▶ **Recorded data**
○ ○ ○
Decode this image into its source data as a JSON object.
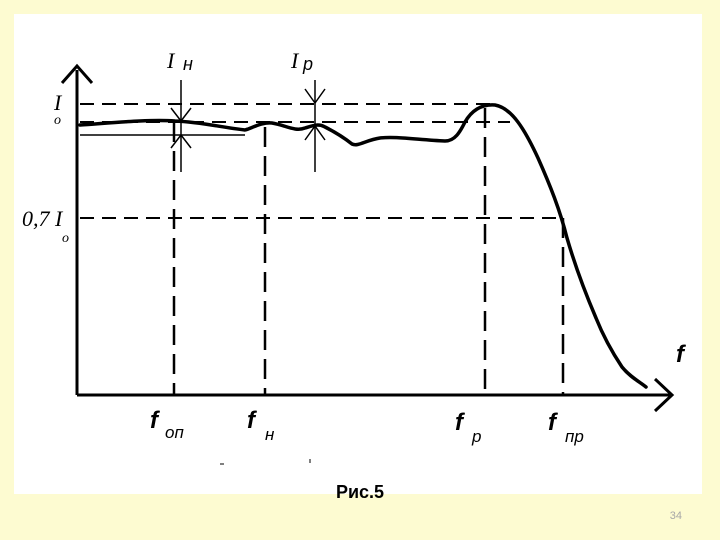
{
  "slide": {
    "background_color": "#fdfbd1",
    "panel_color": "#ffffff",
    "caption": "Рис.5",
    "slide_number": "34"
  },
  "diagram": {
    "y_axis_labels": {
      "io_main": "I",
      "io_sub": "o",
      "level07_main": "0,7 I",
      "level07_sub": "o"
    },
    "x_axis_label": "f",
    "top_labels": [
      {
        "main": "I",
        "sub": "н"
      },
      {
        "main": "I",
        "sub": "р"
      }
    ],
    "freq_labels": [
      {
        "main": "f",
        "sub": "оп"
      },
      {
        "main": "f",
        "sub": "н"
      },
      {
        "main": "f",
        "sub": "р"
      },
      {
        "main": "f",
        "sub": "пр"
      }
    ]
  }
}
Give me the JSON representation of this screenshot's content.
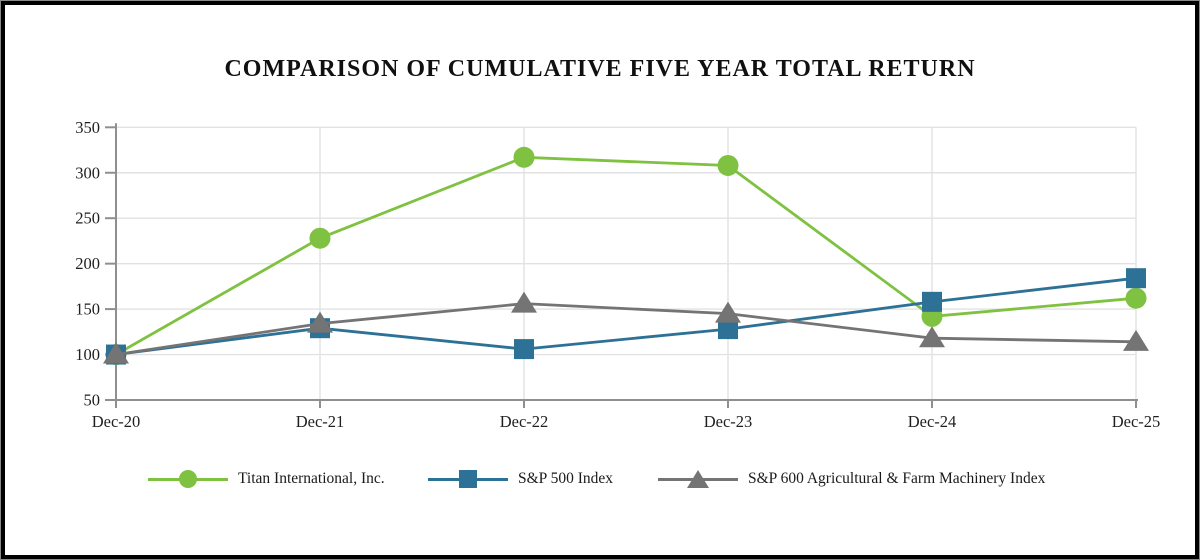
○ ○ ○
▶ **Description of the task**
Output the entries above exactly. Drop the pictures.

▶ **Answer**
Decode this image into its source data as a JSON object.
{
  "slide": {
    "background_color": "#fdfbd1",
    "panel_color": "#ffffff",
    "caption": "Рис.5",
    "slide_number": "34"
  },
  "diagram": {
    "y_axis_labels": {
      "io_main": "I",
      "io_sub": "o",
      "level07_main": "0,7 I",
      "level07_sub": "o"
    },
    "x_axis_label": "f",
    "top_labels": [
      {
        "main": "I",
        "sub": "н"
      },
      {
        "main": "I",
        "sub": "р"
      }
    ],
    "freq_labels": [
      {
        "main": "f",
        "sub": "оп"
      },
      {
        "main": "f",
        "sub": "н"
      },
      {
        "main": "f",
        "sub": "р"
      },
      {
        "main": "f",
        "sub": "пр"
      }
    ]
  }
}
Give me the JSON representation of this screenshot's content.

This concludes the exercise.